▸ Task statement
All records below are to be repeated precisely, with nothing added.

+++ Data to use +++

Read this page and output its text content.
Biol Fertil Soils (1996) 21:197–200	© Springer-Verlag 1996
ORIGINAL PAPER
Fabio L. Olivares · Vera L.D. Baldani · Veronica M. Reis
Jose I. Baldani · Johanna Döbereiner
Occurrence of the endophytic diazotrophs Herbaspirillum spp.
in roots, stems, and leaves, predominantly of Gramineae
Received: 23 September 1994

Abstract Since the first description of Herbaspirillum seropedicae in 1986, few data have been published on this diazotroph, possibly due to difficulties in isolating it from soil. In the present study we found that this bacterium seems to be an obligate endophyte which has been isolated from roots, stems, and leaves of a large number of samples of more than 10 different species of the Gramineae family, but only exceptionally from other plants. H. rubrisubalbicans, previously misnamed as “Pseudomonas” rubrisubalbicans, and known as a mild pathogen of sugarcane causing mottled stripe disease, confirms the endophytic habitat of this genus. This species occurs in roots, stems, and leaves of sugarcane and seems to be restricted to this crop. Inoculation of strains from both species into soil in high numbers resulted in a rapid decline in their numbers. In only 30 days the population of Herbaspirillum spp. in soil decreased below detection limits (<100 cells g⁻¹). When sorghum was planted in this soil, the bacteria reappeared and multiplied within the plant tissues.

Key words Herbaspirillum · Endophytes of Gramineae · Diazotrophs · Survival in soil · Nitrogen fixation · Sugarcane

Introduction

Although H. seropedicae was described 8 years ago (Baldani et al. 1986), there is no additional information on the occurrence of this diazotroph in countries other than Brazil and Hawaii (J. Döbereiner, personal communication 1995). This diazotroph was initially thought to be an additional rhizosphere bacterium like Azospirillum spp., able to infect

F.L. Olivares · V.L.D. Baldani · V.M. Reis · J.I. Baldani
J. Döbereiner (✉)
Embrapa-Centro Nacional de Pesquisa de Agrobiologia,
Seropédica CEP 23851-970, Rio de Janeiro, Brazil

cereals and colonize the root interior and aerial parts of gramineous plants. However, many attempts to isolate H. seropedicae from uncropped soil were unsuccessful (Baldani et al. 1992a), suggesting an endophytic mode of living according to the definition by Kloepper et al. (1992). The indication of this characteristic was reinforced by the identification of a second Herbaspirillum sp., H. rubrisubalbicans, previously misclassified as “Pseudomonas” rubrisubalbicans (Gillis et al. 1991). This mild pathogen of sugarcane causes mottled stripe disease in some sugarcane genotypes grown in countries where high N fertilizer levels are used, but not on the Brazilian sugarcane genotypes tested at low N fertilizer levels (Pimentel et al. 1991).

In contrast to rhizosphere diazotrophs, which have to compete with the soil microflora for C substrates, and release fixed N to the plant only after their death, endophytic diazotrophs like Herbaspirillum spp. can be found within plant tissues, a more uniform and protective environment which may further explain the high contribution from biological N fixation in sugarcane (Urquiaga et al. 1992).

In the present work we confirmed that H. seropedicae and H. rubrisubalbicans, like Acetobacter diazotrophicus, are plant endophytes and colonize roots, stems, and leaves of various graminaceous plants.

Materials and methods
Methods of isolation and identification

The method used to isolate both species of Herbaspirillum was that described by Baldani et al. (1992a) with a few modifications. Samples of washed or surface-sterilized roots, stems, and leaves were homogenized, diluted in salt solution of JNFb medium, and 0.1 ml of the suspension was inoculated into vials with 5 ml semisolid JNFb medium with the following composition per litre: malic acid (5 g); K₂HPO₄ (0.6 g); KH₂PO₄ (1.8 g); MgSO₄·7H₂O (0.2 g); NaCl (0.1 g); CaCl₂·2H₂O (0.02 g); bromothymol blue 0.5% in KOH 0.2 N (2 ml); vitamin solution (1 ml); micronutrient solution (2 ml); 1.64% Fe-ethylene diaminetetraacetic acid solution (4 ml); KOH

+++

▸ Written response
Read this page and output its text content.
Biol Fertil Soils (1996) 21:197–200	© Springer-Verlag 1996
ORIGINAL PAPER
Fabio L. Olivares · Vera L.D. Baldani · Veronica M. Reis
Jose I. Baldani · Johanna Döbereiner
Occurrence of the endophytic diazotrophs Herbaspirillum spp.
in roots, stems, and leaves, predominantly of Gramineae
Received: 23 September 1994

Abstract Since the first description of Herbaspirillum seropedicae in 1986, few data have been published on this diazotroph, possibly due to difficulties in isolating it from soil. In the present study we found that this bacterium seems to be an obligate endophyte which has been isolated from roots, stems, and leaves of a large number of samples of more than 10 different species of the Gramineae family, but only exceptionally from other plants. H. rubrisubalbicans, previously misnamed as “Pseudomonas” rubrisubalbicans, and known as a mild pathogen of sugarcane causing mottled stripe disease, confirms the endophytic habitat of this genus. This species occurs in roots, stems, and leaves of sugarcane and seems to be restricted to this crop. Inoculation of strains from both species into soil in high numbers resulted in a rapid decline in their numbers. In only 30 days the population of Herbaspirillum spp. in soil decreased below detection limits (<100 cells g⁻¹). When sorghum was planted in this soil, the bacteria reappeared and multiplied within the plant tissues.

Key words Herbaspirillum · Endophytes of Gramineae · Diazotrophs · Survival in soil · Nitrogen fixation · Sugarcane

Introduction

Although H. seropedicae was described 8 years ago (Baldani et al. 1986), there is no additional information on the occurrence of this diazotroph in countries other than Brazil and Hawaii (J. Döbereiner, personal communication 1995). This diazotroph was initially thought to be an additional rhizosphere bacterium like Azospirillum spp., able to infect

F.L. Olivares · V.L.D. Baldani · V.M. Reis · J.I. Baldani
J. Döbereiner (✉)
Embrapa-Centro Nacional de Pesquisa de Agrobiologia,
Seropédica CEP 23851-970, Rio de Janeiro, Brazil

cereals and colonize the root interior and aerial parts of gramineous plants. However, many attempts to isolate H. seropedicae from uncropped soil were unsuccessful (Baldani et al. 1992a), suggesting an endophytic mode of living according to the definition by Kloepper et al. (1992). The indication of this characteristic was reinforced by the identification of a second Herbaspirillum sp., H. rubrisubalbicans, previously misclassified as “Pseudomonas” rubrisubalbicans (Gillis et al. 1991). This mild pathogen of sugarcane causes mottled stripe disease in some sugarcane genotypes grown in countries where high N fertilizer levels are used, but not on the Brazilian sugarcane genotypes tested at low N fertilizer levels (Pimentel et al. 1991).

In contrast to rhizosphere diazotrophs, which have to compete with the soil microflora for C substrates, and release fixed N to the plant only after their death, endophytic diazotrophs like Herbaspirillum spp. can be found within plant tissues, a more uniform and protective environment which may further explain the high contribution from biological N fixation in sugarcane (Urquiaga et al. 1992).

In the present work we confirmed that H. seropedicae and H. rubrisubalbicans, like Acetobacter diazotrophicus, are plant endophytes and colonize roots, stems, and leaves of various graminaceous plants.

Materials and methods
Methods of isolation and identification

The method used to isolate both species of Herbaspirillum was that described by Baldani et al. (1992a) with a few modifications. Samples of washed or surface-sterilized roots, stems, and leaves were homogenized, diluted in salt solution of JNFb medium, and 0.1 ml of the suspension was inoculated into vials with 5 ml semisolid JNFb medium with the following composition per litre: malic acid (5 g); K₂HPO₄ (0.6 g); KH₂PO₄ (1.8 g); MgSO₄·7H₂O (0.2 g); NaCl (0.1 g); CaCl₂·2H₂O (0.02 g); bromothymol blue 0.5% in KOH 0.2 N (2 ml); vitamin solution (1 ml); micronutrient solution (2 ml); 1.64% Fe-ethylene diaminetetraacetic acid solution (4 ml); KOH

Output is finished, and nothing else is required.